--- Dataset entries ---
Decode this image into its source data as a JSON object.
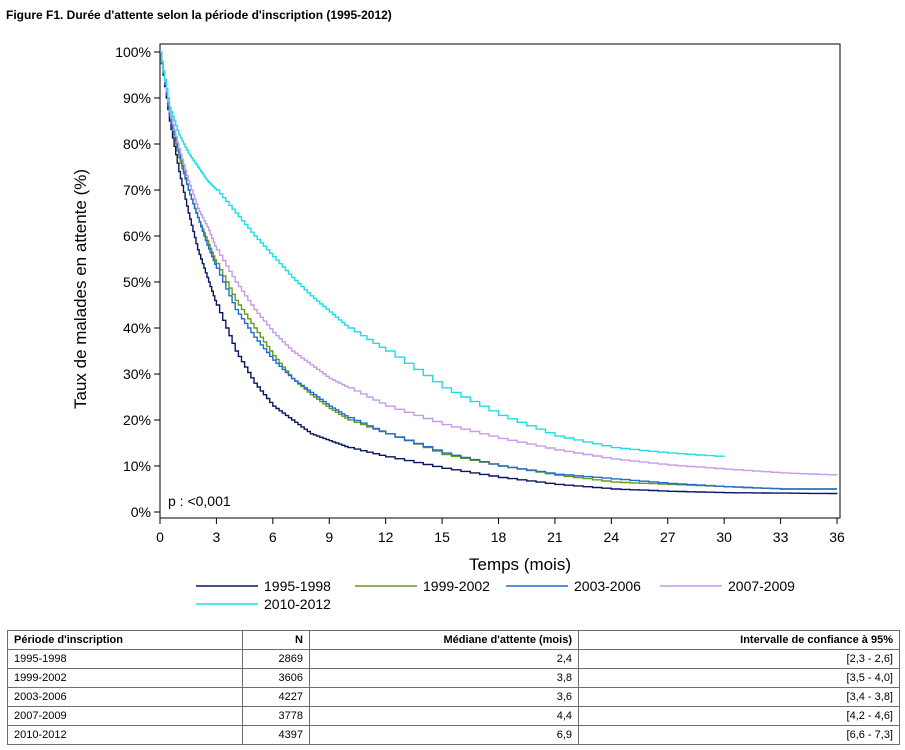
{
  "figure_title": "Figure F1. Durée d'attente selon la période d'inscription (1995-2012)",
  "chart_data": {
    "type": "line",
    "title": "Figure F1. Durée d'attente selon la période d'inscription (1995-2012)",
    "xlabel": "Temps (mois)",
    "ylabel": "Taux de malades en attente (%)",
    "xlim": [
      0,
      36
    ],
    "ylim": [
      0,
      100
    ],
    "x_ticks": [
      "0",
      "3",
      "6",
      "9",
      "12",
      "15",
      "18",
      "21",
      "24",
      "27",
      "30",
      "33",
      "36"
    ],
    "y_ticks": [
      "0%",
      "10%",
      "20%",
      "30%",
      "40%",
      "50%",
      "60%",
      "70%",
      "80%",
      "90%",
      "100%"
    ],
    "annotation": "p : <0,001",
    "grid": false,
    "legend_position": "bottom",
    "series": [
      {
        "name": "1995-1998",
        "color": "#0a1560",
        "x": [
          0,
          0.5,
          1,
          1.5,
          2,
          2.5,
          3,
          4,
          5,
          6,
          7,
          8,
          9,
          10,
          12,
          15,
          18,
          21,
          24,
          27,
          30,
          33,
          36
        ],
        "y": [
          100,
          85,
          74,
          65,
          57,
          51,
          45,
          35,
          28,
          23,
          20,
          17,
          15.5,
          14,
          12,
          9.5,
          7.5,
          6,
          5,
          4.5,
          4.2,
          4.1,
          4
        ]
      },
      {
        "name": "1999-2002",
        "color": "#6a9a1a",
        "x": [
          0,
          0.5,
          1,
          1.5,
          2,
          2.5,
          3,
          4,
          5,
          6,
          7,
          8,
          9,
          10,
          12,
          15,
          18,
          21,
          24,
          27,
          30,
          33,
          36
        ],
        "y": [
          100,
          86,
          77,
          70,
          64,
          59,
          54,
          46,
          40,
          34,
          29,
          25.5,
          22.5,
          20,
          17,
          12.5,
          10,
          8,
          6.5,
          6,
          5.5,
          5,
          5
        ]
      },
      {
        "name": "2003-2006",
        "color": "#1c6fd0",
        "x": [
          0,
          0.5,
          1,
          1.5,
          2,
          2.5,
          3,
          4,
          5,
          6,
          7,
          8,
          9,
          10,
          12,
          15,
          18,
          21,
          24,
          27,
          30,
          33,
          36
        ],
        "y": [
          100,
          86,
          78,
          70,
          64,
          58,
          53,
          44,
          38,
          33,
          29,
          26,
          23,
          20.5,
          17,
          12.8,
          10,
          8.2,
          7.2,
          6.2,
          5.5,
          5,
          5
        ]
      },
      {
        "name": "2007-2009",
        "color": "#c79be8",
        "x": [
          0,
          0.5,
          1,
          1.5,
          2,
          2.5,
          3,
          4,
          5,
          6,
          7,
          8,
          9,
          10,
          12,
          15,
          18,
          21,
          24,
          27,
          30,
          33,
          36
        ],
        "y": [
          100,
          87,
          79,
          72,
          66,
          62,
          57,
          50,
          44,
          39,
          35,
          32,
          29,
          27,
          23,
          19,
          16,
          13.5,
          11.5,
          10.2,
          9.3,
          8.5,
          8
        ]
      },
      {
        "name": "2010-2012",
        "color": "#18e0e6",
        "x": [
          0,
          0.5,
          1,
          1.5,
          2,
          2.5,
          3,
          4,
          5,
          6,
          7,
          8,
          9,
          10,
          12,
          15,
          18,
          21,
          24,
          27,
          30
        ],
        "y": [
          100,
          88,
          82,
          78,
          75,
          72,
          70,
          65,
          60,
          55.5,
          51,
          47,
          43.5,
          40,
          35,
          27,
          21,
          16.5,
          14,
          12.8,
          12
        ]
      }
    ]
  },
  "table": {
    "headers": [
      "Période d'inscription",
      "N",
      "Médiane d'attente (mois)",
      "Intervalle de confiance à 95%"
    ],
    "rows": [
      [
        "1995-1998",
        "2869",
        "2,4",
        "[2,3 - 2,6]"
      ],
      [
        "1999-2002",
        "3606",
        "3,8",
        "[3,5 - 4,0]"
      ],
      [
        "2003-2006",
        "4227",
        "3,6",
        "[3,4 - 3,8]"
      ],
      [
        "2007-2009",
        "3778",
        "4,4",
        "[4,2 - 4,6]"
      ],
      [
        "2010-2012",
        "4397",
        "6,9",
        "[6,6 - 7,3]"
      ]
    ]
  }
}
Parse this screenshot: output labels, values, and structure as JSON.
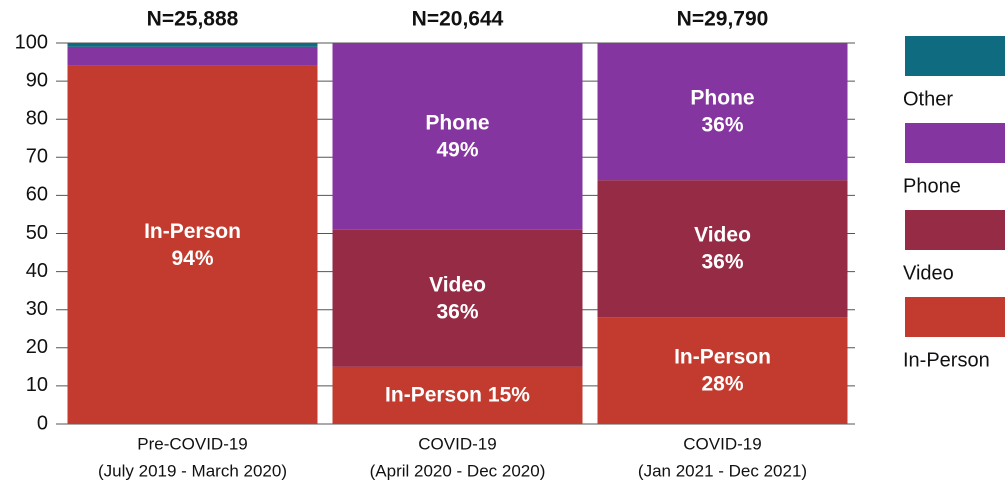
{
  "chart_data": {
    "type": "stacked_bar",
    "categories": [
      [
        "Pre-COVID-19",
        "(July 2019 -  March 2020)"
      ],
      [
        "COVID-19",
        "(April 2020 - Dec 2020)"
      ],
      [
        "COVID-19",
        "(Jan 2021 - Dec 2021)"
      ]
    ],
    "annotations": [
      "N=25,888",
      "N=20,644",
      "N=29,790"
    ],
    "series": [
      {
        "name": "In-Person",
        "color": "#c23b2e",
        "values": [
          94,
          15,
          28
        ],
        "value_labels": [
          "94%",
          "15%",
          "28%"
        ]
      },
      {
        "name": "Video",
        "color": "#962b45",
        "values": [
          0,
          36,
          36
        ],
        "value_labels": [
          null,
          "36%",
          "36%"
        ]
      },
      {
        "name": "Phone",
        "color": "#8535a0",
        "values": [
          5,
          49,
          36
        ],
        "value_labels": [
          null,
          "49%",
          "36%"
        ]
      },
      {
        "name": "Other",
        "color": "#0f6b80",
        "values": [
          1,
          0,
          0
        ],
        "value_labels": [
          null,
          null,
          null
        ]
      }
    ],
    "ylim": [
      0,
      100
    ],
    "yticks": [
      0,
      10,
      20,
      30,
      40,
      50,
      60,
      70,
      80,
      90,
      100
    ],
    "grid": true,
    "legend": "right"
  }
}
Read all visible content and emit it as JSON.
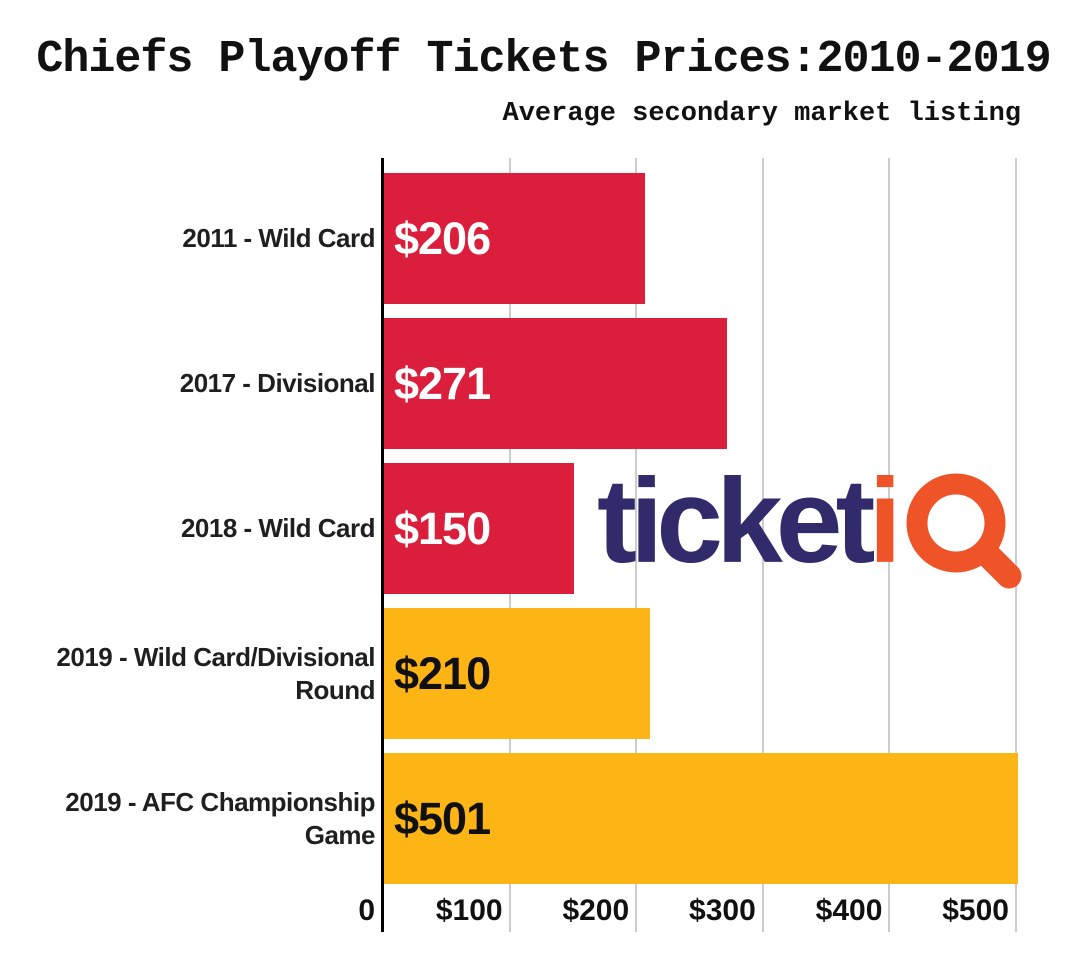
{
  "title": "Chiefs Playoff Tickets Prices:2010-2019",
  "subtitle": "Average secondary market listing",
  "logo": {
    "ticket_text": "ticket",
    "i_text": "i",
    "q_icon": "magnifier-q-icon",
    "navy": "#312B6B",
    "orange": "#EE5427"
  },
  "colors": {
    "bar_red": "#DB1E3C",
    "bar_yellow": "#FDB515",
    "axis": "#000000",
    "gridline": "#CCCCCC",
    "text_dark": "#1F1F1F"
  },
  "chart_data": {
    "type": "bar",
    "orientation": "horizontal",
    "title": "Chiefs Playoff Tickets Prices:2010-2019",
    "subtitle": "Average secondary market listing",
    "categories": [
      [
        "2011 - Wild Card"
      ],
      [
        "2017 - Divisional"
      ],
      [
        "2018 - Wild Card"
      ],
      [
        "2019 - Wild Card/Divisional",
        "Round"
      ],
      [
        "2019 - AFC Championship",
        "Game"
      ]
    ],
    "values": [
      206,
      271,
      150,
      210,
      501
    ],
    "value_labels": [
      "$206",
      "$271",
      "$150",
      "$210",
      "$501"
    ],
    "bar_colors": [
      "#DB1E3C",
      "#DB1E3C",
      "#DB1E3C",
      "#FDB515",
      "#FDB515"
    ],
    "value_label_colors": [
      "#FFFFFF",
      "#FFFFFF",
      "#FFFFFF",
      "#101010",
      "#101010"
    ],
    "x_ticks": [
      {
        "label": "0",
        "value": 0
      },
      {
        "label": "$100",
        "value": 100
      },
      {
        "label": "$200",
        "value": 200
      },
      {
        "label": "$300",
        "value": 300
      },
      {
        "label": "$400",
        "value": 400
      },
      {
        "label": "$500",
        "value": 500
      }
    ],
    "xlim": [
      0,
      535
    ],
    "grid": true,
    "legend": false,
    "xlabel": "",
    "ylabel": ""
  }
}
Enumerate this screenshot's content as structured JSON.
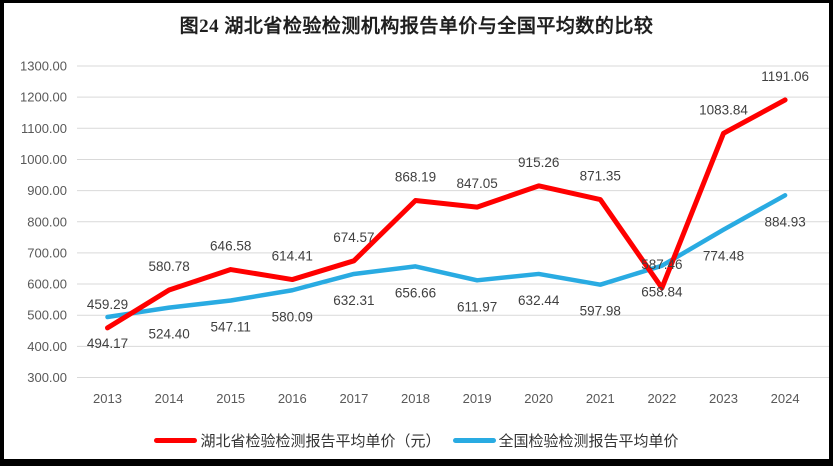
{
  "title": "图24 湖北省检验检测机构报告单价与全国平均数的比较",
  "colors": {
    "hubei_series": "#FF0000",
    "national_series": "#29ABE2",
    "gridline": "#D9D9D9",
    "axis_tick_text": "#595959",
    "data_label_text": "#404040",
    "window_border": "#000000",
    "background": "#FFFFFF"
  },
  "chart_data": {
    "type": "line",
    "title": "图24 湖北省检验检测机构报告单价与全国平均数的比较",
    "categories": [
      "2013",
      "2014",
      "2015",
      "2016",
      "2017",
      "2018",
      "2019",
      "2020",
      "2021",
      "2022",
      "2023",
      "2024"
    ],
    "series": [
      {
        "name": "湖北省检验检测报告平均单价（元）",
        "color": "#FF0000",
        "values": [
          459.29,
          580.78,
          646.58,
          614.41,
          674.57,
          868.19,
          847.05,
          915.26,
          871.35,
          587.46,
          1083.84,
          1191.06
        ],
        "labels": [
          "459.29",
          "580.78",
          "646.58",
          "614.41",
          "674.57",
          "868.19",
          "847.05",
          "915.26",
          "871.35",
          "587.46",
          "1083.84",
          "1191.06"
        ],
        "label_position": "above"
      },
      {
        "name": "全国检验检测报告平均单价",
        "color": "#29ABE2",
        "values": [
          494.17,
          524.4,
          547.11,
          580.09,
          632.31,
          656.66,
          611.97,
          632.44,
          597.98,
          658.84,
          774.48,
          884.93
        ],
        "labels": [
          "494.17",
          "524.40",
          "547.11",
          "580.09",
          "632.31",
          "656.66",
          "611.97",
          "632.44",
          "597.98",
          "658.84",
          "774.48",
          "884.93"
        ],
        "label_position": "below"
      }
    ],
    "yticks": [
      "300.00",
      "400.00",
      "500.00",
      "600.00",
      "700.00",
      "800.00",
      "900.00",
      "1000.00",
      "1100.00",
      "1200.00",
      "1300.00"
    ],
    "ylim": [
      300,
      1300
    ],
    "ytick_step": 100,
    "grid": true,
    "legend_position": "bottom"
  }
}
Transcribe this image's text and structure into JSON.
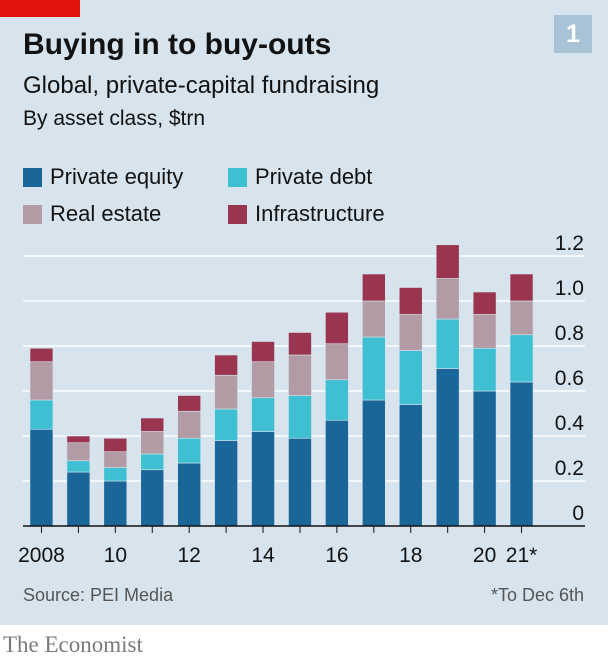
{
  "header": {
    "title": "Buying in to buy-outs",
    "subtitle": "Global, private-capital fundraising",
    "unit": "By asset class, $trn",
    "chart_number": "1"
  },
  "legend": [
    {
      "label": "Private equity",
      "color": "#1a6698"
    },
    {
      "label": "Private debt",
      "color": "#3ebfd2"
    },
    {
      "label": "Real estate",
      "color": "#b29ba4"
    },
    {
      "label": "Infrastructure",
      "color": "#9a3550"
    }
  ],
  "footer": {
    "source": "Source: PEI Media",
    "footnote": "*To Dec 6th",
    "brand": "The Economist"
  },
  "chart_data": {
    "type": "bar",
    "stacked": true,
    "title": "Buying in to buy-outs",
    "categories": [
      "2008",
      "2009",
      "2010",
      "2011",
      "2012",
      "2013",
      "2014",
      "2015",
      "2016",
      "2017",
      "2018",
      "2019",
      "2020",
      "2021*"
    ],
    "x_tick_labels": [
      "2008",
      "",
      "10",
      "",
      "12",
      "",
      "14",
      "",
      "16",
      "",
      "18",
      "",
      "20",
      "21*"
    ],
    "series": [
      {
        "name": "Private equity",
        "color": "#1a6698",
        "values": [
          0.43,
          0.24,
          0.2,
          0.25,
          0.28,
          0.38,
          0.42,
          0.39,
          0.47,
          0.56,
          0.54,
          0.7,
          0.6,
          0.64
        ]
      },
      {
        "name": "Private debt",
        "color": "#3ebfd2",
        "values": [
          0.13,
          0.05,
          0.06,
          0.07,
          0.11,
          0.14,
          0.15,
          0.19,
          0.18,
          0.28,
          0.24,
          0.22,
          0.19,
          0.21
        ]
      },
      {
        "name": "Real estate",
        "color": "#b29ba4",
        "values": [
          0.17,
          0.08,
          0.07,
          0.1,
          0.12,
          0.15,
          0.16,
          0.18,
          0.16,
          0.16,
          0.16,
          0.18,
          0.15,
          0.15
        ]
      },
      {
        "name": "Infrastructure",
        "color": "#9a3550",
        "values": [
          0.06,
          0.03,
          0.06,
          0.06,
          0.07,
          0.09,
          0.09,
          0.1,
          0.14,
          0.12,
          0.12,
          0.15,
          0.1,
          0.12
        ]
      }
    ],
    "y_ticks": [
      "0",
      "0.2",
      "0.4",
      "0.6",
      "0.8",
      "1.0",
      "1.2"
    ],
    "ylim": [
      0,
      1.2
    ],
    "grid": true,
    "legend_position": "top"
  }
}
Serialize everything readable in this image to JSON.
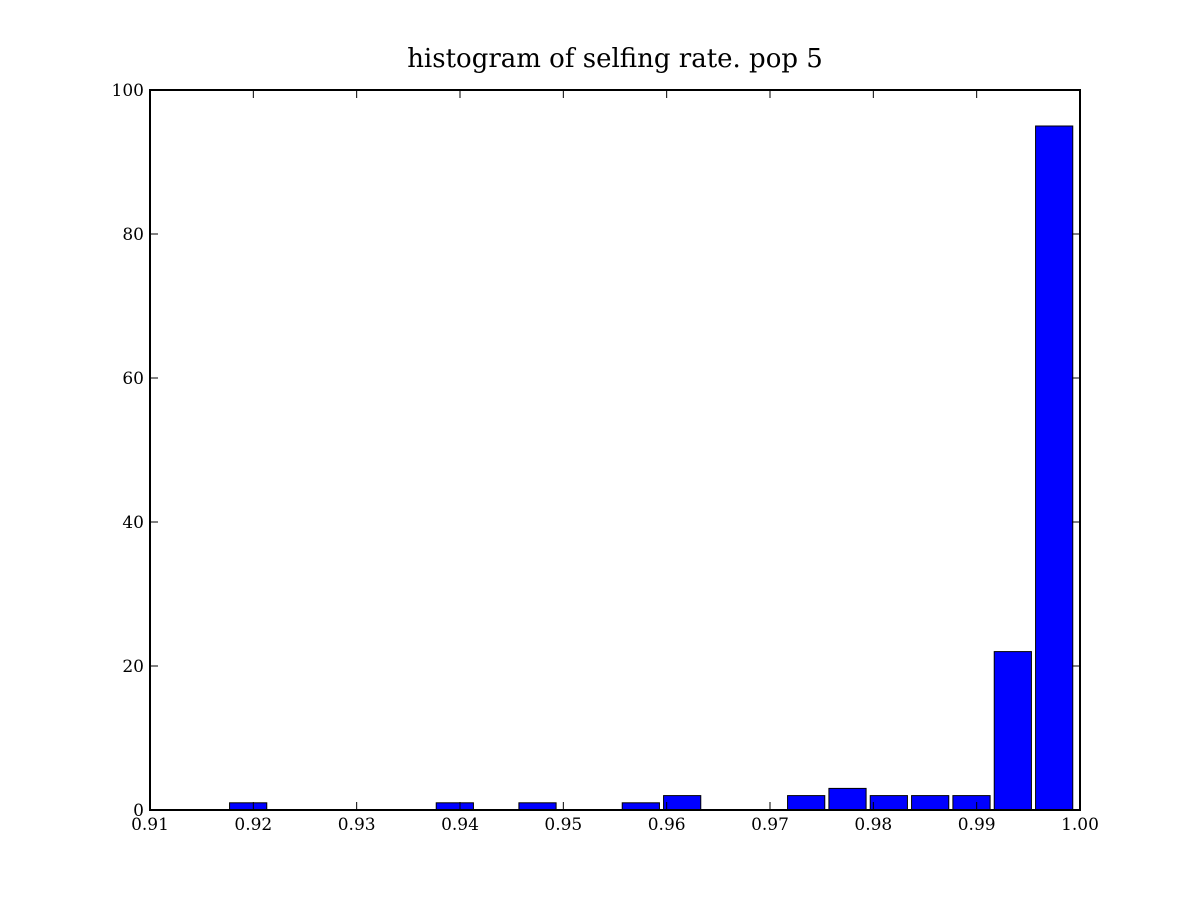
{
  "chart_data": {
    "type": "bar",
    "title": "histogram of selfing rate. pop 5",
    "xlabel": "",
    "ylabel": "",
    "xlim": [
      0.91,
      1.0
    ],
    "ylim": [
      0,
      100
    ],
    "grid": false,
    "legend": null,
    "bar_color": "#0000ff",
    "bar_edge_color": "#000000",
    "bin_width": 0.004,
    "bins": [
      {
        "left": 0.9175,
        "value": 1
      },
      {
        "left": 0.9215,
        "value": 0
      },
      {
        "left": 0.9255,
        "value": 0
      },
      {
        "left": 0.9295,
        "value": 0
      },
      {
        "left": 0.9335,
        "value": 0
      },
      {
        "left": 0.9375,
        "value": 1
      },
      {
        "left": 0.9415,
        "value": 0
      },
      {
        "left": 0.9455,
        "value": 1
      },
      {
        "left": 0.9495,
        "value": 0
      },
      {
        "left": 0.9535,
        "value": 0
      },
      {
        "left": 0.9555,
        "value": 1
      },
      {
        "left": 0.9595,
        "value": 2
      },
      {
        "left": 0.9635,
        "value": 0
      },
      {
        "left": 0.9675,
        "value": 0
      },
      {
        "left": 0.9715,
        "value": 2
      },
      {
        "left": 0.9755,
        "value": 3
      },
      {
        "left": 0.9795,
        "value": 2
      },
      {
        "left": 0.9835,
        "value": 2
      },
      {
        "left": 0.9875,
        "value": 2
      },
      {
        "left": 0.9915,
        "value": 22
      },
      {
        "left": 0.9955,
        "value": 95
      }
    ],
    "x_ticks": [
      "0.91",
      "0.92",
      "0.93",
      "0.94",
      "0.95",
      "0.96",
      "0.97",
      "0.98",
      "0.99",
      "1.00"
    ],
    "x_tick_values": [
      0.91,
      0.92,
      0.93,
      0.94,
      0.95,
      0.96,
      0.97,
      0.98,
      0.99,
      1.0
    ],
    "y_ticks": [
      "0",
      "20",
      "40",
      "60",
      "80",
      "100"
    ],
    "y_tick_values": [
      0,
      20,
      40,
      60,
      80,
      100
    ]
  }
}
---
**Given problem:**
From the entries above, copy every line containing the word "Chiefs".

**Exercise result:**
  "title": "Chiefs Playoff Tickets Prices:2010-2019",
    "title": "Chiefs Playoff Tickets Prices:2010-2019",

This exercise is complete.